= Required work =
Go through the entries below, tally each line with the string "from", and give the final number by itself.

+++ Input for this task

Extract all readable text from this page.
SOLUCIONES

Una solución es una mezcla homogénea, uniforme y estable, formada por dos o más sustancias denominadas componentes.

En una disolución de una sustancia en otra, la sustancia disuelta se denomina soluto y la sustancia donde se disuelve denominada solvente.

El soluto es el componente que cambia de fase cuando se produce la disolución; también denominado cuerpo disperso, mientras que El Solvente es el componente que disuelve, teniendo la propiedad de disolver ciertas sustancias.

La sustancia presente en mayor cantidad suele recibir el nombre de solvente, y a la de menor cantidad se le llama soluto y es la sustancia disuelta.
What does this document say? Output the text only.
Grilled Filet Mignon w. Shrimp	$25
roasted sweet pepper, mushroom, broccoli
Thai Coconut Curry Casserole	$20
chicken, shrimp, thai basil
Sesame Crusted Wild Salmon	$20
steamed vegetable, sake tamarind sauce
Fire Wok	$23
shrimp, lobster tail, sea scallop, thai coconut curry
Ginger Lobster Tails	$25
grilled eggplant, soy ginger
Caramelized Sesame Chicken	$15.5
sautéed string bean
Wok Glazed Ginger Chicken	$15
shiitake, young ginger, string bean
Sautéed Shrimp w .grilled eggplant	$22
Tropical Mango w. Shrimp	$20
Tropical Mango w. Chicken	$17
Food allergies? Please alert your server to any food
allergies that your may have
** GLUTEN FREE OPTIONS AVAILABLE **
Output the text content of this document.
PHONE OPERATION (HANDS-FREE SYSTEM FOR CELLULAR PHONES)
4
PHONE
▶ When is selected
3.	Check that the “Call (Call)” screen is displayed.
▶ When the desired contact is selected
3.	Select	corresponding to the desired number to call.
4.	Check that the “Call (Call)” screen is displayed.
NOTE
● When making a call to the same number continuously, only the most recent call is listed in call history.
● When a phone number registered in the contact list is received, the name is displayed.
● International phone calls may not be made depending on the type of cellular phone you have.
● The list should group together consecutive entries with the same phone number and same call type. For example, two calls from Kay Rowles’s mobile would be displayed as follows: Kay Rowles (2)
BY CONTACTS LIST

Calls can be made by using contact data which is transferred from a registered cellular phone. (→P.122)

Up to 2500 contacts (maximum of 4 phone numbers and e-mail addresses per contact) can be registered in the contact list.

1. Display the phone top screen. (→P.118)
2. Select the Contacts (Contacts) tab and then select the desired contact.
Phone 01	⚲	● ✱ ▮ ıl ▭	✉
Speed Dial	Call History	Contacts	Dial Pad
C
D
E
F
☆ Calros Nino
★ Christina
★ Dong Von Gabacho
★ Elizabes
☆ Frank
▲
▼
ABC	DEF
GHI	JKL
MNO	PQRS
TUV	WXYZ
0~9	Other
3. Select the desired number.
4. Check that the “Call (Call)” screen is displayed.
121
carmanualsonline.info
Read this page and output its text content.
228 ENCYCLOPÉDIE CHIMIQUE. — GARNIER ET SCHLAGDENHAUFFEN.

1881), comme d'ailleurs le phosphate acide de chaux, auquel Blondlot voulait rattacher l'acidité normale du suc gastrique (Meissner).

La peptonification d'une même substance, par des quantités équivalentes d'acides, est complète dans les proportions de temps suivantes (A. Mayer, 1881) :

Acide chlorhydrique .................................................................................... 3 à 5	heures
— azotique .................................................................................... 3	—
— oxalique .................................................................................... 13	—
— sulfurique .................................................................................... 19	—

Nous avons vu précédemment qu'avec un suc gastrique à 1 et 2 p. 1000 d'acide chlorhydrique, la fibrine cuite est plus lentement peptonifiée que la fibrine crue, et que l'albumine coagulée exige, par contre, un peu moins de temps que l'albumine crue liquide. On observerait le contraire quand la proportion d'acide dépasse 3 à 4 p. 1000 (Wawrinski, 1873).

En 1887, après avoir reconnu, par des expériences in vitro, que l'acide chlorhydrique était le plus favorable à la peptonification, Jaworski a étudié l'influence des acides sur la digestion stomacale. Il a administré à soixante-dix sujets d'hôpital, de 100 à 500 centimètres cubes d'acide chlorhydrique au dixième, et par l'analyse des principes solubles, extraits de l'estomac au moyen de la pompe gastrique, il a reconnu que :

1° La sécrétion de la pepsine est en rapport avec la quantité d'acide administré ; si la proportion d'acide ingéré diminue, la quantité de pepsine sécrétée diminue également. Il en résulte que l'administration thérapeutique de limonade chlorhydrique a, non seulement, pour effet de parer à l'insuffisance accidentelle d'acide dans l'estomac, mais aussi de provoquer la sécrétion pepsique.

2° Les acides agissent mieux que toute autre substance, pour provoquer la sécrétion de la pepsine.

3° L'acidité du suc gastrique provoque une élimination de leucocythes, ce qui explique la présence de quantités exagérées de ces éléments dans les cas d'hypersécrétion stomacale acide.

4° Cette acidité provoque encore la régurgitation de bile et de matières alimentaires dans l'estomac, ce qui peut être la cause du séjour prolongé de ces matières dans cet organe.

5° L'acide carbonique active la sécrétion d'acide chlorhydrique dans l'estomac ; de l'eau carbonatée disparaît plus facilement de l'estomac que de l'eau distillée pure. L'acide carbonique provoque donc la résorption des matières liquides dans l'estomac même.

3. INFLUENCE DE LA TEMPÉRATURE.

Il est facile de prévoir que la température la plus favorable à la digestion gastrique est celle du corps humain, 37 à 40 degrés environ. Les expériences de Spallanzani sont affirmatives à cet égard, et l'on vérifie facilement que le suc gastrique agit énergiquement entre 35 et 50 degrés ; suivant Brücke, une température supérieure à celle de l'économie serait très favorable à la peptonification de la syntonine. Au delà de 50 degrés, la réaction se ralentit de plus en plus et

++++++

= Reply to the task =
3